_TASK INSTRUCTIONS_: Please report every line of the listing below that has the word "Sato" in it.

_DATA RECORDS_:
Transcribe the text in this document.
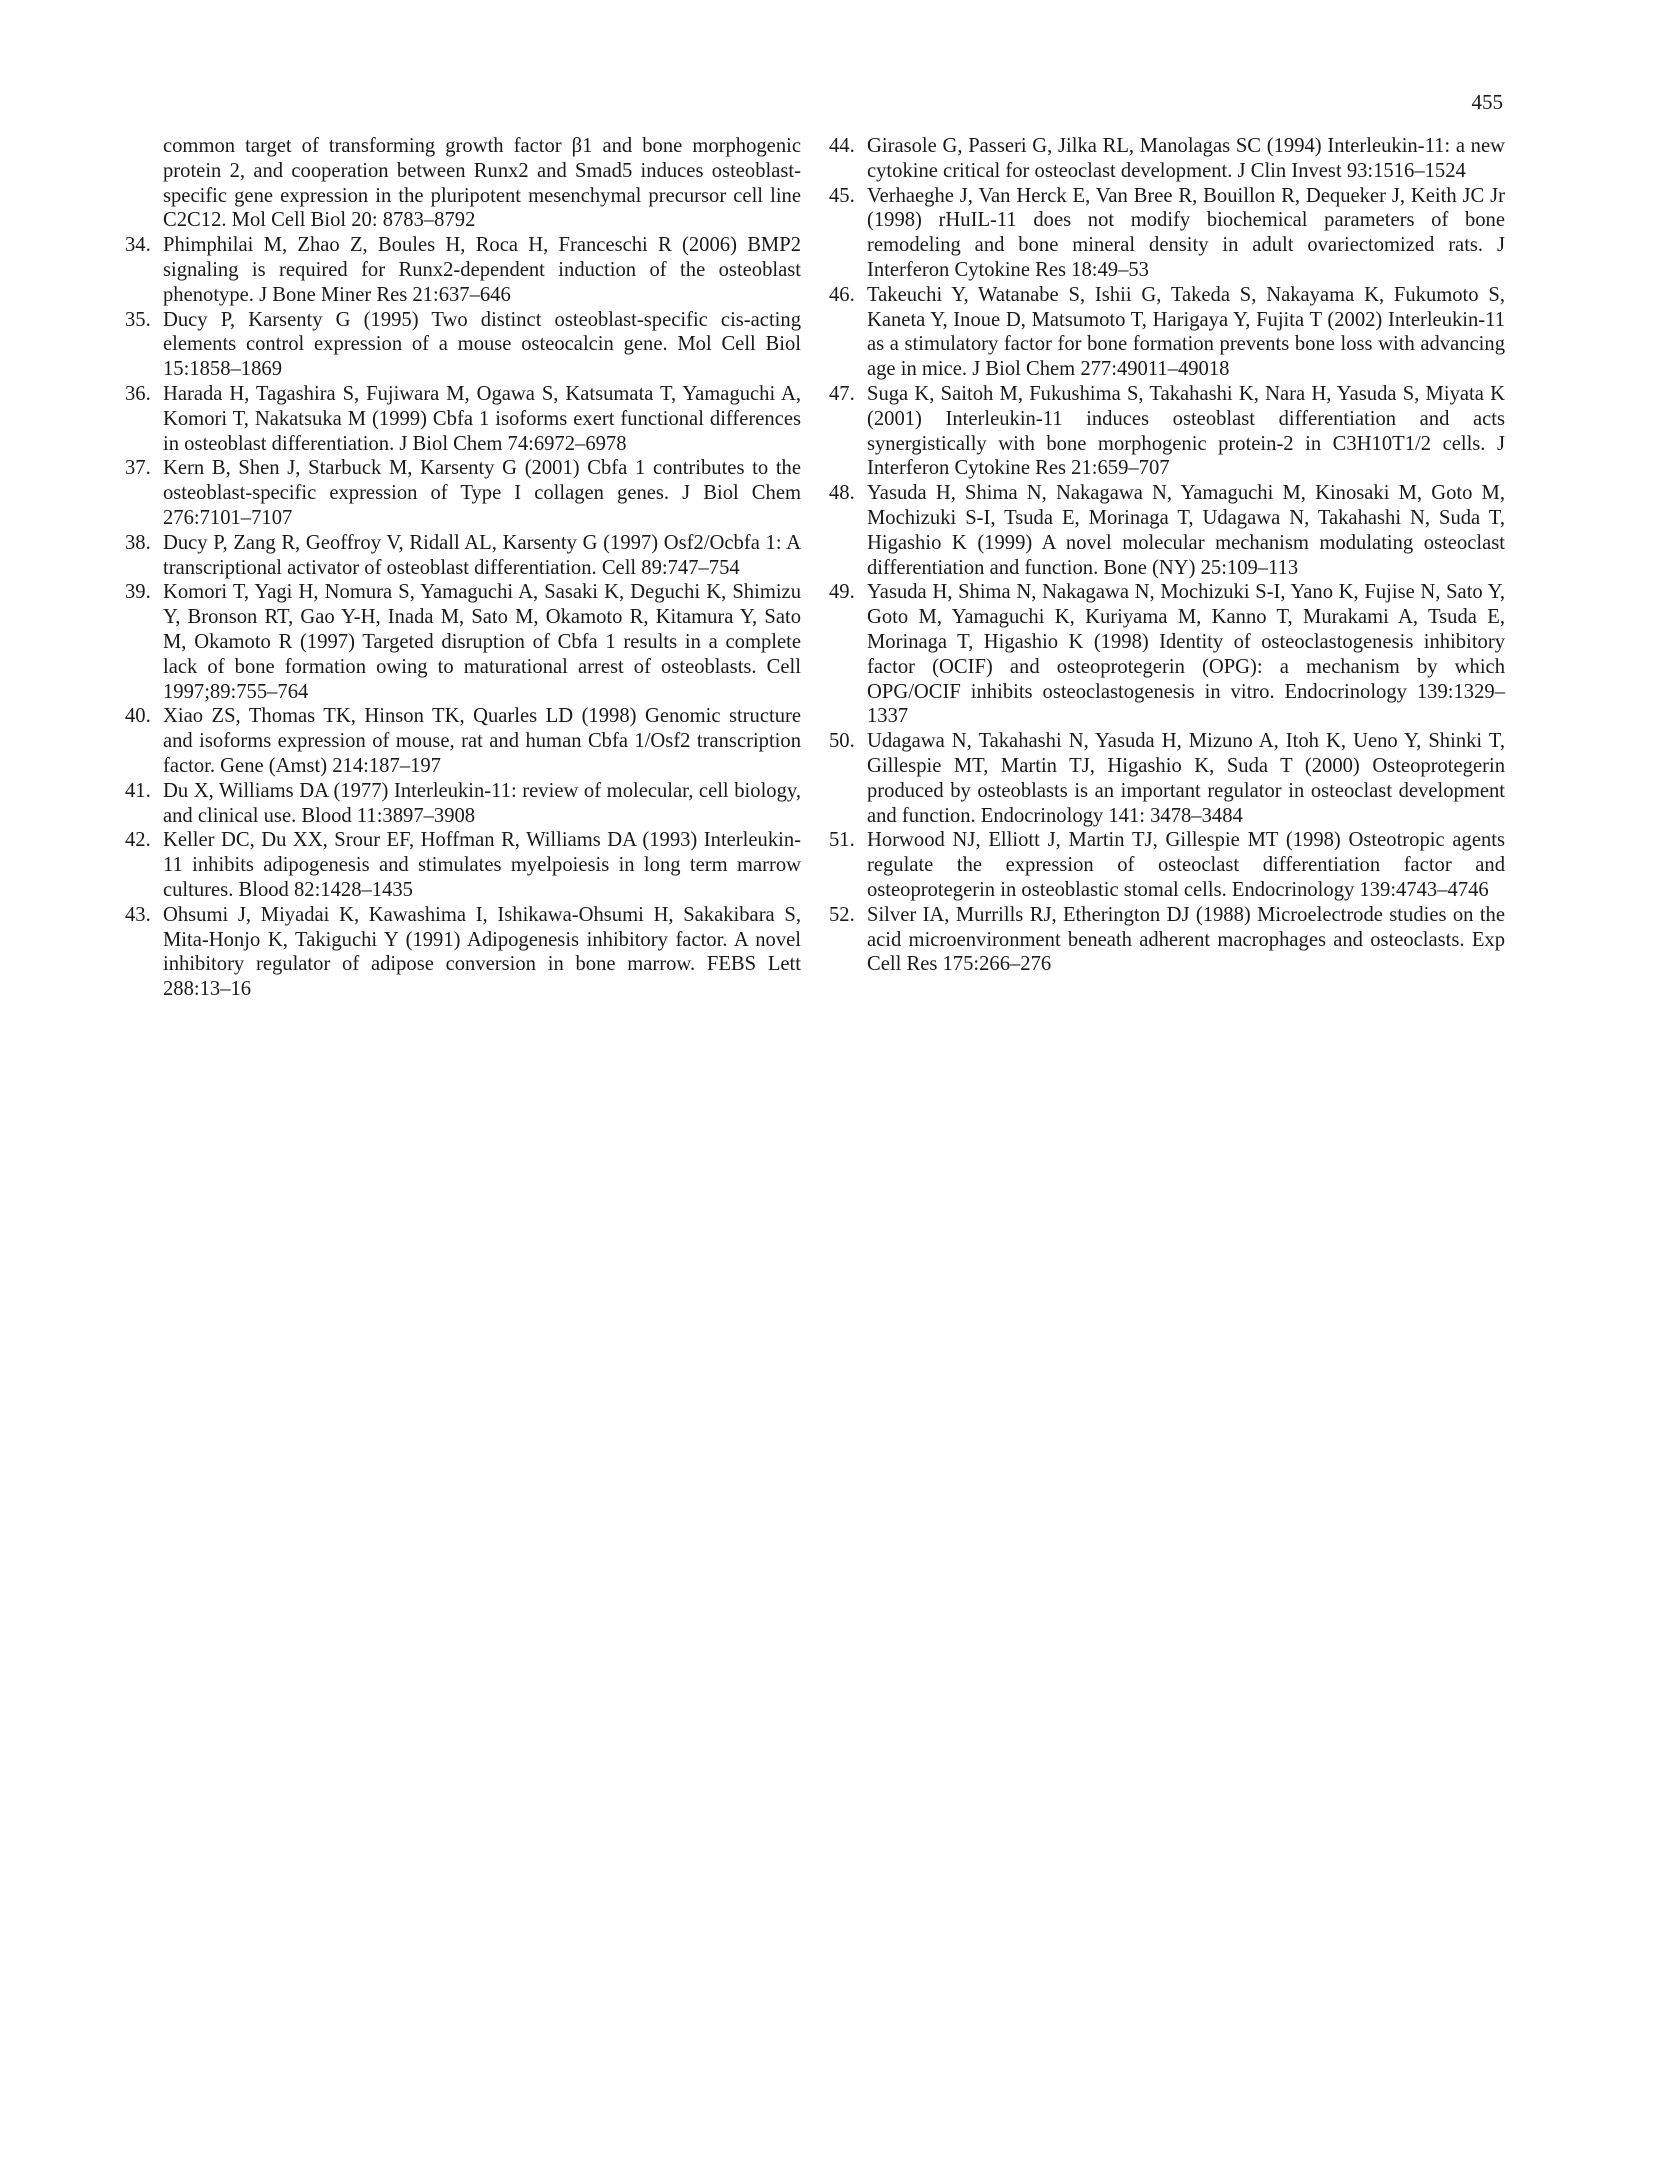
455

common target of transforming growth factor β1 and bone morphogenic protein 2, and cooperation between Runx2 and Smad5 induces osteoblast-specific gene expression in the pluripotent mesenchymal precursor cell line C2C12. Mol Cell Biol 20: 8783–8792

34. Phimphilai M, Zhao Z, Boules H, Roca H, Franceschi R (2006) BMP2 signaling is required for Runx2-dependent induction of the osteoblast phenotype. J Bone Miner Res 21:637–646

35. Ducy P, Karsenty G (1995) Two distinct osteoblast-specific cis-acting elements control expression of a mouse osteocalcin gene. Mol Cell Biol 15:1858–1869

36. Harada H, Tagashira S, Fujiwara M, Ogawa S, Katsumata T, Yamaguchi A, Komori T, Nakatsuka M (1999) Cbfa 1 isoforms exert functional differences in osteoblast differentiation. J Biol Chem 74:6972–6978

37. Kern B, Shen J, Starbuck M, Karsenty G (2001) Cbfa 1 contributes to the osteoblast-specific expression of Type I collagen genes. J Biol Chem 276:7101–7107

38. Ducy P, Zang R, Geoffroy V, Ridall AL, Karsenty G (1997) Osf2/Ocbfa 1: A transcriptional activator of osteoblast differentiation. Cell 89:747–754

39. Komori T, Yagi H, Nomura S, Yamaguchi A, Sasaki K, Deguchi K, Shimizu Y, Bronson RT, Gao Y-H, Inada M, Sato M, Okamoto R, Kitamura Y, Sato M, Okamoto R (1997) Targeted disruption of Cbfa 1 results in a complete lack of bone formation owing to maturational arrest of osteoblasts. Cell 1997;89:755–764

40. Xiao ZS, Thomas TK, Hinson TK, Quarles LD (1998) Genomic structure and isoforms expression of mouse, rat and human Cbfa 1/Osf2 transcription factor. Gene (Amst) 214:187–197

41. Du X, Williams DA (1977) Interleukin-11: review of molecular, cell biology, and clinical use. Blood 11:3897–3908

42. Keller DC, Du XX, Srour EF, Hoffman R, Williams DA (1993) Interleukin-11 inhibits adipogenesis and stimulates myelpoiesis in long term marrow cultures. Blood 82:1428–1435

43. Ohsumi J, Miyadai K, Kawashima I, Ishikawa-Ohsumi H, Sakakibara S, Mita-Honjo K, Takiguchi Y (1991) Adipogenesis inhibitory factor. A novel inhibitory regulator of adipose conversion in bone marrow. FEBS Lett 288:13–16

44. Girasole G, Passeri G, Jilka RL, Manolagas SC (1994) Interleukin-11: a new cytokine critical for osteoclast development. J Clin Invest 93:1516–1524

45. Verhaeghe J, Van Herck E, Van Bree R, Bouillon R, Dequeker J, Keith JC Jr (1998) rHuIL-11 does not modify biochemical parameters of bone remodeling and bone mineral density in adult ovariectomized rats. J Interferon Cytokine Res 18:49–53

46. Takeuchi Y, Watanabe S, Ishii G, Takeda S, Nakayama K, Fukumoto S, Kaneta Y, Inoue D, Matsumoto T, Harigaya Y, Fujita T (2002) Interleukin-11 as a stimulatory factor for bone formation prevents bone loss with advancing age in mice. J Biol Chem 277:49011–49018

47. Suga K, Saitoh M, Fukushima S, Takahashi K, Nara H, Yasuda S, Miyata K (2001) Interleukin-11 induces osteoblast differentiation and acts synergistically with bone morphogenic protein-2 in C3H10T1/2 cells. J Interferon Cytokine Res 21:659–707

48. Yasuda H, Shima N, Nakagawa N, Yamaguchi M, Kinosaki M, Goto M, Mochizuki S-I, Tsuda E, Morinaga T, Udagawa N, Takahashi N, Suda T, Higashio K (1999) A novel molecular mechanism modulating osteoclast differentiation and function. Bone (NY) 25:109–113

49. Yasuda H, Shima N, Nakagawa N, Mochizuki S-I, Yano K, Fujise N, Sato Y, Goto M, Yamaguchi K, Kuriyama M, Kanno T, Murakami A, Tsuda E, Morinaga T, Higashio K (1998) Identity of osteoclastogenesis inhibitory factor (OCIF) and osteoprotegerin (OPG): a mechanism by which OPG/OCIF inhibits osteoclastogenesis in vitro. Endocrinology 139:1329–1337

50. Udagawa N, Takahashi N, Yasuda H, Mizuno A, Itoh K, Ueno Y, Shinki T, Gillespie MT, Martin TJ, Higashio K, Suda T (2000) Osteoprotegerin produced by osteoblasts is an important regulator in osteoclast development and function. Endocrinology 141: 3478–3484

51. Horwood NJ, Elliott J, Martin TJ, Gillespie MT (1998) Osteotropic agents regulate the expression of osteoclast differentiation factor and osteoprotegerin in osteoblastic stomal cells. Endocrinology 139:4743–4746

52. Silver IA, Murrills RJ, Etherington DJ (1988) Microelectrode studies on the acid microenvironment beneath adherent macrophages and osteoclasts. Exp Cell Res 175:266–276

_FINAL ANSWER_:
39. Komori T, Yagi H, Nomura S, Yamaguchi A, Sasaki K, Deguchi K, Shimizu Y, Bronson RT, Gao Y-H, Inada M, Sato M, Okamoto R, Kitamura Y, Sato M, Okamoto R (1997) Targeted disruption of Cbfa 1 results in a complete lack of bone formation owing to maturational arrest of osteoblasts. Cell 1997;89:755–764
49. Yasuda H, Shima N, Nakagawa N, Mochizuki S-I, Yano K, Fujise N, Sato Y, Goto M, Yamaguchi K, Kuriyama M, Kanno T, Murakami A, Tsuda E, Morinaga T, Higashio K (1998) Identity of osteoclastogenesis inhibitory factor (OCIF) and osteoprotegerin (OPG): a mechanism by which OPG/OCIF inhibits osteoclastogenesis in vitro. Endocrinology 139:1329–1337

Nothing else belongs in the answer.